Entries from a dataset
------------------------------------------------------------------------
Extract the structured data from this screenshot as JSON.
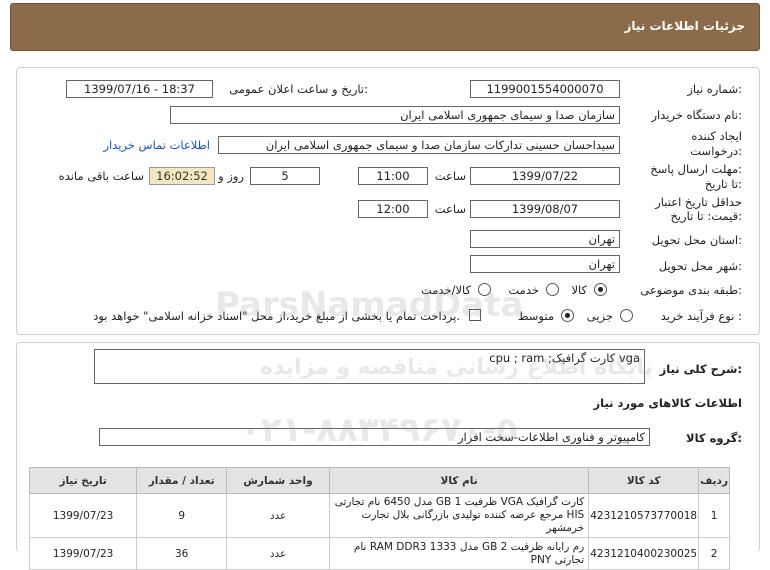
{
  "header": {
    "title": "جزئیات اطلاعات نیاز"
  },
  "form": {
    "need_number_label": "شماره نیاز:",
    "need_number": "1199001554000070",
    "announce_label": "تاریخ و ساعت اعلان عمومی:",
    "announce_value": "1399/07/16 - 18:37",
    "buyer_org_label": "نام دستگاه خریدار:",
    "buyer_org": "سازمان صدا و سیمای جمهوری اسلامی ایران",
    "creator_label_1": "ایجاد کننده",
    "creator_label_2": "درخواست:",
    "creator": "سیداحسان حسینی تدارکات سازمان صدا و سیمای جمهوری اسلامی ایران",
    "contact_link": "اطلاعات تماس خریدار",
    "deadline_label_1": "مهلت ارسال پاسخ:",
    "deadline_label_2": "تا تاریخ:",
    "deadline_date": "1399/07/22",
    "time_label": "ساعت",
    "deadline_time": "11:00",
    "days_value": "5",
    "days_label": "روز و",
    "remaining_time": "16:02:52",
    "remaining_label": "ساعت باقی مانده",
    "validity_label_1": "حداقل تاریخ اعتبار",
    "validity_label_2": "قیمت: تا تاریخ:",
    "validity_date": "1399/08/07",
    "validity_time": "12:00",
    "province_label": "استان محل تحویل:",
    "province": "تهران",
    "city_label": "شهر محل تحویل:",
    "city": "تهران",
    "category_label": "طبقه بندی موضوعی:",
    "category_options": [
      "کالا",
      "خدمت",
      "کالا/خدمت"
    ],
    "category_selected": "کالا",
    "process_label": "نوع فرآیند خرید :",
    "process_options": [
      "جزیی",
      "متوسط"
    ],
    "process_selected": "متوسط",
    "payment_note": "پرداخت تمام یا بخشی از مبلغ خرید،از محل \"اسناد خزانه اسلامی\" خواهد بود."
  },
  "summary": {
    "label": "شرح کلی نیاز:",
    "value": "cpu ; ram ;کارت گرافیک vga"
  },
  "goods": {
    "section_title": "اطلاعات کالاهای مورد نیاز",
    "group_label": "گروه کالا:",
    "group_value": "کامپیوتر و فناوری اطلاعات-سخت افزار",
    "columns": [
      "ردیف",
      "کد کالا",
      "نام کالا",
      "واحد شمارش",
      "تعداد / مقدار",
      "تاریخ نیاز"
    ],
    "rows": [
      {
        "row": "1",
        "code": "4231210573770018",
        "name": "کارت گرافیک VGA ظرفیت 1 GB مدل 6450 نام تجارتی HIS مرجع عرضه کننده تولیدی بازرگانی بلال تجارت خرمشهر",
        "unit": "عدد",
        "qty": "9",
        "date": "1399/07/23"
      },
      {
        "row": "2",
        "code": "4231210400230025",
        "name": "رم رایانه ظرفیت 2 GB مدل RAM DDR3 1333 نام تجارتی PNY",
        "unit": "عدد",
        "qty": "36",
        "date": "1399/07/23"
      }
    ]
  },
  "watermark": {
    "line1": "ParsNamadData",
    "line2": "پایگاه اطلاع رسانی مناقصه و مزایده",
    "line3": "۰۲۱-۸۸۳۴۹۶۷۰-۵"
  }
}
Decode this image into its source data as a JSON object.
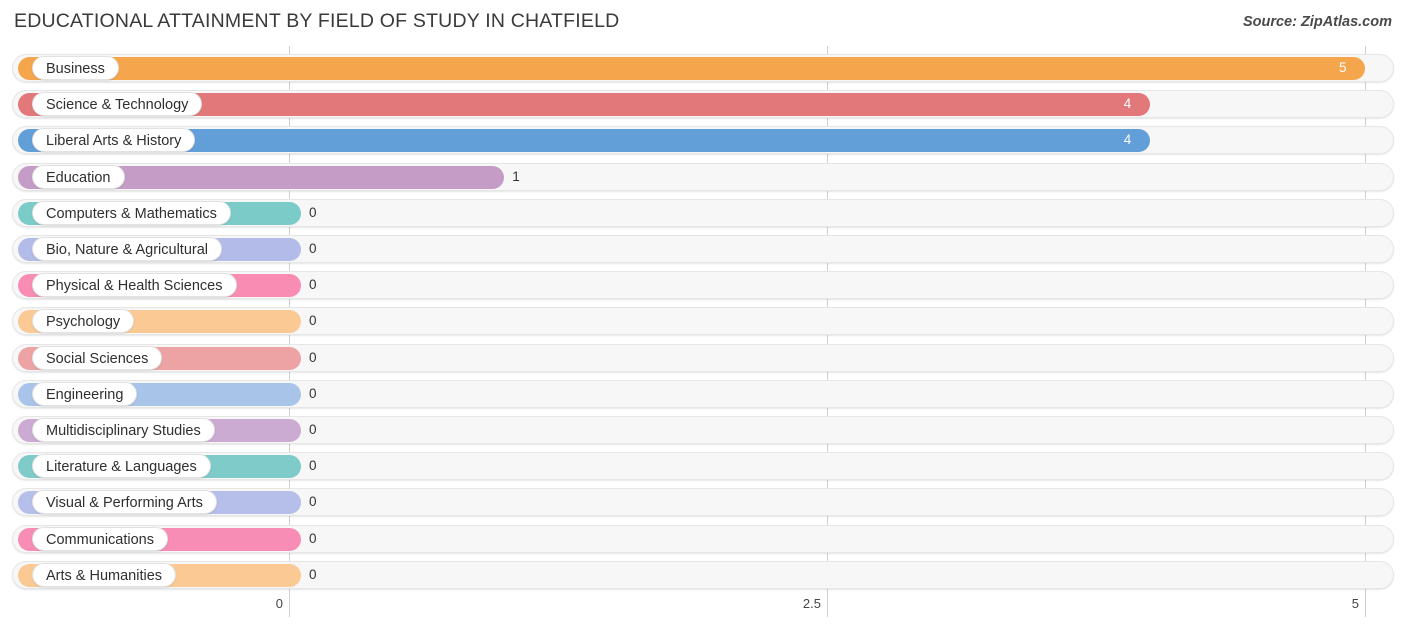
{
  "header": {
    "title": "EDUCATIONAL ATTAINMENT BY FIELD OF STUDY IN CHATFIELD",
    "source": "Source: ZipAtlas.com"
  },
  "chart_data": {
    "type": "bar",
    "orientation": "horizontal",
    "title": "EDUCATIONAL ATTAINMENT BY FIELD OF STUDY IN CHATFIELD",
    "xlabel": "",
    "ylabel": "",
    "xlim": [
      0,
      5
    ],
    "xticks": [
      "0",
      "2.5",
      "5"
    ],
    "xtick_values": [
      0,
      2.5,
      5
    ],
    "grid": true,
    "legend": "none",
    "categories": [
      "Business",
      "Science & Technology",
      "Liberal Arts & History",
      "Education",
      "Computers & Mathematics",
      "Bio, Nature & Agricultural",
      "Physical & Health Sciences",
      "Psychology",
      "Social Sciences",
      "Engineering",
      "Multidisciplinary Studies",
      "Literature & Languages",
      "Visual & Performing Arts",
      "Communications",
      "Arts & Humanities"
    ],
    "values": [
      5,
      4,
      4,
      1,
      0,
      0,
      0,
      0,
      0,
      0,
      0,
      0,
      0,
      0,
      0
    ],
    "value_labels": [
      "5",
      "4",
      "4",
      "1",
      "0",
      "0",
      "0",
      "0",
      "0",
      "0",
      "0",
      "0",
      "0",
      "0",
      "0"
    ],
    "colors": [
      "#f5a54c",
      "#e2787a",
      "#629ed8",
      "#c49cc6",
      "#7bcbc9",
      "#b3bce8",
      "#f98cb2",
      "#fbc993",
      "#eda3a3",
      "#a8c4e8",
      "#ccabd3",
      "#7ecbc9",
      "#b6bfe9",
      "#f78cb4",
      "#fbc993"
    ]
  },
  "rows": [
    {
      "label": "Business",
      "value_label": "5",
      "color": "#f5a54c"
    },
    {
      "label": "Science & Technology",
      "value_label": "4",
      "color": "#e2787a"
    },
    {
      "label": "Liberal Arts & History",
      "value_label": "4",
      "color": "#629ed8"
    },
    {
      "label": "Education",
      "value_label": "1",
      "color": "#c49cc6"
    },
    {
      "label": "Computers & Mathematics",
      "value_label": "0",
      "color": "#7bcbc9"
    },
    {
      "label": "Bio, Nature & Agricultural",
      "value_label": "0",
      "color": "#b3bce8"
    },
    {
      "label": "Physical & Health Sciences",
      "value_label": "0",
      "color": "#f98cb2"
    },
    {
      "label": "Psychology",
      "value_label": "0",
      "color": "#fbc993"
    },
    {
      "label": "Social Sciences",
      "value_label": "0",
      "color": "#eda3a3"
    },
    {
      "label": "Engineering",
      "value_label": "0",
      "color": "#a8c4e8"
    },
    {
      "label": "Multidisciplinary Studies",
      "value_label": "0",
      "color": "#ccabd3"
    },
    {
      "label": "Literature & Languages",
      "value_label": "0",
      "color": "#7ecbc9"
    },
    {
      "label": "Visual & Performing Arts",
      "value_label": "0",
      "color": "#b6bfe9"
    },
    {
      "label": "Communications",
      "value_label": "0",
      "color": "#f78cb4"
    },
    {
      "label": "Arts & Humanities",
      "value_label": "0",
      "color": "#fbc993"
    }
  ],
  "axis": {
    "ticks": [
      "0",
      "2.5",
      "5"
    ]
  }
}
------------------------------------------------------------------------
**PROBLEM TO WORK ON**
Look through the data above. Each line containing the word "Liberal" needs to be copied.

**THE ANSWER**
      "Liberal Arts & History",
      "label": "Liberal Arts & History",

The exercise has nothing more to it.